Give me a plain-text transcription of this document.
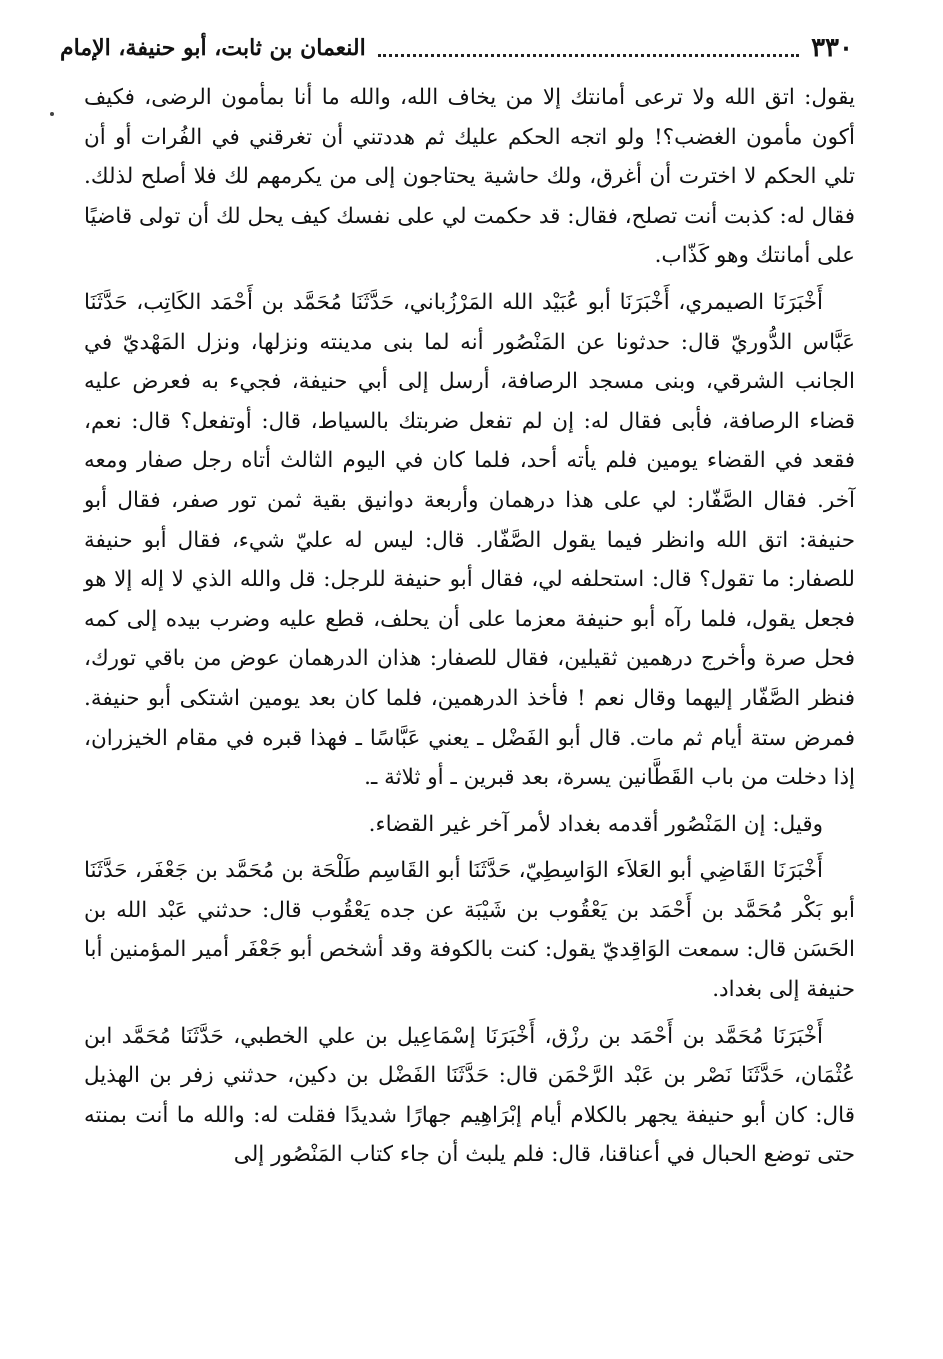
٣٣٠
النعمان بن ثابت، أبو حنيفة، الإمام

يقول: اتق الله ولا ترعى أمانتك إلا من يخاف الله، والله ما أنا بمأمون الرضى، فكيف أكون مأمون الغضب؟! ولو اتجه الحكم عليك ثم هددتني أن تغرقني في الفُرات أو أن تلي الحكم لا اخترت أن أغرق، ولك حاشية يحتاجون إلى من يكرمهم لك فلا أصلح لذلك. فقال له: كذبت أنت تصلح، فقال: قد حكمت لي على نفسك كيف يحل لك أن تولى قاضيًا على أمانتك وهو كَذّاب.

أَخْبَرَنَا الصيمري، أَخْبَرَنَا أبو عُبَيْد الله المَرْزُباني، حَدَّثَنَا مُحَمَّد بن أَحْمَد الكَاتِب، حَدَّثَنَا عَبَّاس الدُّوريّ قال: حدثونا عن المَنْصُور أنه لما بنى مدينته ونزلها، ونزل المَهْديّ في الجانب الشرقي، وبنى مسجد الرصافة، أرسل إلى أبي حنيفة، فجيء به فعرض عليه قضاء الرصافة، فأبى فقال له: إن لم تفعل ضربتك بالسياط، قال: أوتفعل؟ قال: نعم، فقعد في القضاء يومين فلم يأته أحد، فلما كان في اليوم الثالث أتاه رجل صفار ومعه آخر. فقال الصَّفّار: لي على هذا درهمان وأربعة دوانيق بقية ثمن تور صفر، فقال أبو حنيفة: اتق الله وانظر فيما يقول الصَّفّار. قال: ليس له عليّ شيء، فقال أبو حنيفة للصفار: ما تقول؟ قال: استحلفه لي، فقال أبو حنيفة للرجل: قل والله الذي لا إله إلا هو فجعل يقول، فلما رآه أبو حنيفة معزما على أن يحلف، قطع عليه وضرب بيده إلى كمه فحل صرة وأخرج درهمين ثقيلين، فقال للصفار: هذان الدرهمان عوض من باقي تورك، فنظر الصَّفّار إليهما وقال نعم ! فأخذ الدرهمين، فلما كان بعد يومين اشتكى أبو حنيفة. فمرض ستة أيام ثم مات. قال أبو الفَضْل ـ يعني عَبَّاسًا ـ فهذا قبره في مقام الخيزران، إذا دخلت من باب القَطَّانين يسرة، بعد قبرين ـ أو ثلاثة ـ.

وقيل: إن المَنْصُور أقدمه بغداد لأمر آخر غير القضاء.

أَخْبَرَنَا القَاضِي أبو العَلاَء الوَاسِطِيّ، حَدَّثَنَا أبو القَاسِم طَلْحَة بن مُحَمَّد بن جَعْفَر، حَدَّثَنَا أبو بَكْر مُحَمَّد بن أَحْمَد بن يَعْقُوب بن شَيْبَة عن جده يَعْقُوب قال: حدثني عَبْد الله بن الحَسَن قال: سمعت الوَاقِديّ يقول: كنت بالكوفة وقد أشخص أبو جَعْفَر أمير المؤمنين أبا حنيفة إلى بغداد.

أَخْبَرَنَا مُحَمَّد بن أَحْمَد بن رزْق، أَخْبَرَنَا إسْمَاعِيل بن علي الخطبي، حَدَّثَنَا مُحَمَّد ابن عُثْمَان، حَدَّثَنَا نَصْر بن عَبْد الرَّحْمَن قال: حَدَّثَنَا الفَضْل بن دكين، حدثني زفر بن الهذيل قال: كان أبو حنيفة يجهر بالكلام أيام إبْرَاهِيم جهارًا شديدًا فقلت له: والله ما أنت بمنته حتى توضع الحبال في أعناقنا، قال: فلم يلبث أن جاء كتاب المَنْصُور إلى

··········

## [PROMPT]
Find the lines containing "بغداد" and list every one of them.

## [RESPONSE FOR THIS EXERCISE]
وقيل: إن المَنْصُور أقدمه بغداد لأمر آخر غير القضاء.
أَخْبَرَنَا القَاضِي أبو العَلاَء الوَاسِطِيّ، حَدَّثَنَا أبو القَاسِم طَلْحَة بن مُحَمَّد بن جَعْفَر، حَدَّثَنَا أبو بَكْر مُحَمَّد بن أَحْمَد بن يَعْقُوب بن شَيْبَة عن جده يَعْقُوب قال: حدثني عَبْد الله بن الحَسَن قال: سمعت الوَاقِديّ يقول: كنت بالكوفة وقد أشخص أبو جَعْفَر أمير المؤمنين أبا حنيفة إلى بغداد.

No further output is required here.